- Your objective
The entries below should be quoted exactly, with no pictures carried over.

- Material provided
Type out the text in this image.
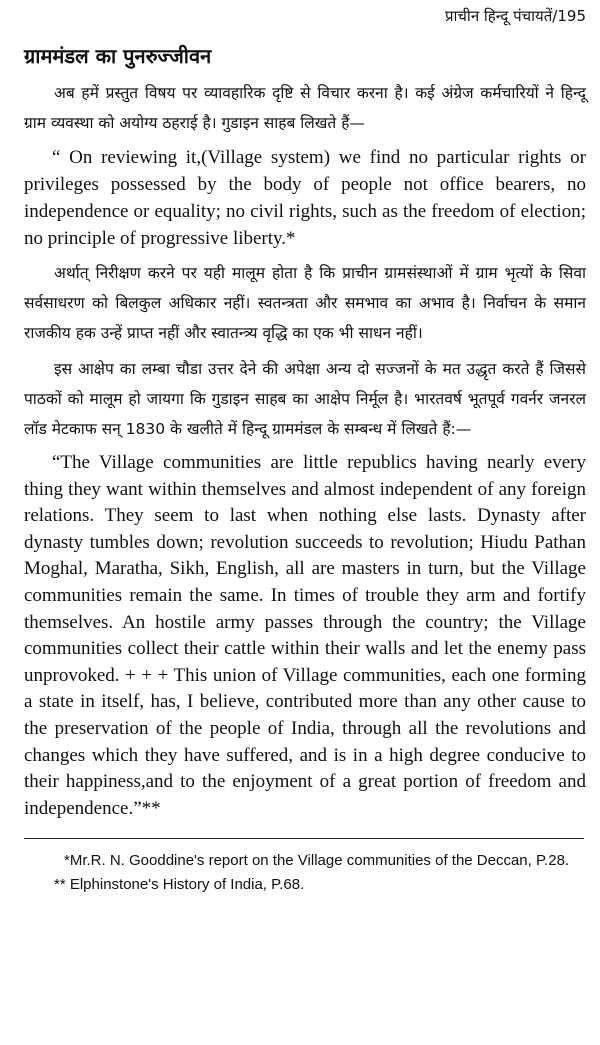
प्राचीन हिन्दू पंचायतें/195
ग्राममंडल का पुनरुज्जीवन

अब हमें प्रस्तुत विषय पर व्यावहारिक दृष्टि से विचार करना है। कई अंग्रेज कर्मचारियों ने हिन्दू ग्राम व्यवस्था को अयोग्य ठहराई है। गुडाइन साहब लिखते हैं—

“ On reviewing it,(Village system) we find no particular rights or privileges possessed by the body of people not office bearers, no independence or equality; no civil rights, such as the freedom of election; no principle of progressive liberty.*

अर्थात् निरीक्षण करने पर यही मालूम होता है कि प्राचीन ग्रामसंस्थाओं में ग्राम भृत्यों के सिवा सर्वसाधरण को बिलकुल अधिकार नहीं। स्वतन्त्रता और समभाव का अभाव है। निर्वाचन के समान राजकीय हक उन्हें प्राप्त नहीं और स्वातन्त्र्य वृद्धि का एक भी साधन नहीं।

इस आक्षेप का लम्बा चौडा उत्तर देने की अपेक्षा अन्य दो सज्जनों के मत उद्धृत करते हैं जिससे पाठकों को मालूम हो जायगा कि गुडाइन साहब का आक्षेप निर्मूल है। भारतवर्ष भूतपूर्व गवर्नर जनरल लॉड मेटकाफ सन् 1830 के खलीते में हिन्दू ग्राममंडल के सम्बन्ध में लिखते हैं:—

“The Village communities are little republics having nearly every thing they want within themselves and almost independent of any foreign relations. They seem to last when nothing else lasts. Dynasty after dynasty tumbles down; revolution succeeds to revolution; Hiudu Pathan Moghal, Maratha, Sikh, English, all are masters in turn, but the Village communities remain the same. In times of trouble they arm and fortify themselves. An hostile army passes through the country; the Village communities collect their cattle within their walls and let the enemy pass unprovoked. + + + This union of Village communities, each one forming a state in itself, has, I believe, contributed more than any other cause to the preservation of the people of India, through all the revolutions and changes which they have suffered, and is in a high degree conducive to their happiness,and to the enjoyment of a great portion of freedom and independence.”**

*Mr.R. N. Gooddine's report on the Village communities of the Deccan, P.28.

** Elphinstone's History of India, P.68.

- Solution for this task
Type out the text in this image.
प्राचीन हिन्दू पंचायतें/195
ग्राममंडल का पुनरुज्जीवन

अब हमें प्रस्तुत विषय पर व्यावहारिक दृष्टि से विचार करना है। कई अंग्रेज कर्मचारियों ने हिन्दू ग्राम व्यवस्था को अयोग्य ठहराई है। गुडाइन साहब लिखते हैं—

“ On reviewing it,(Village system) we find no particular rights or privileges possessed by the body of people not office bearers, no independence or equality; no civil rights, such as the freedom of election; no principle of progressive liberty.*

अर्थात् निरीक्षण करने पर यही मालूम होता है कि प्राचीन ग्रामसंस्थाओं में ग्राम भृत्यों के सिवा सर्वसाधरण को बिलकुल अधिकार नहीं। स्वतन्त्रता और समभाव का अभाव है। निर्वाचन के समान राजकीय हक उन्हें प्राप्त नहीं और स्वातन्त्र्य वृद्धि का एक भी साधन नहीं।

इस आक्षेप का लम्बा चौडा उत्तर देने की अपेक्षा अन्य दो सज्जनों के मत उद्धृत करते हैं जिससे पाठकों को मालूम हो जायगा कि गुडाइन साहब का आक्षेप निर्मूल है। भारतवर्ष भूतपूर्व गवर्नर जनरल लॉड मेटकाफ सन् 1830 के खलीते में हिन्दू ग्राममंडल के सम्बन्ध में लिखते हैं:—

“The Village communities are little republics having nearly every thing they want within themselves and almost independent of any foreign relations. They seem to last when nothing else lasts. Dynasty after dynasty tumbles down; revolution succeeds to revolution; Hiudu Pathan Moghal, Maratha, Sikh, English, all are masters in turn, but the Village communities remain the same. In times of trouble they arm and fortify themselves. An hostile army passes through the country; the Village communities collect their cattle within their walls and let the enemy pass unprovoked. + + + This union of Village communities, each one forming a state in itself, has, I believe, contributed more than any other cause to the preservation of the people of India, through all the revolutions and changes which they have suffered, and is in a high degree conducive to their happiness,and to the enjoyment of a great portion of freedom and independence.”**

*Mr.R. N. Gooddine's report on the Village communities of the Deccan, P.28.

** Elphinstone's History of India, P.68.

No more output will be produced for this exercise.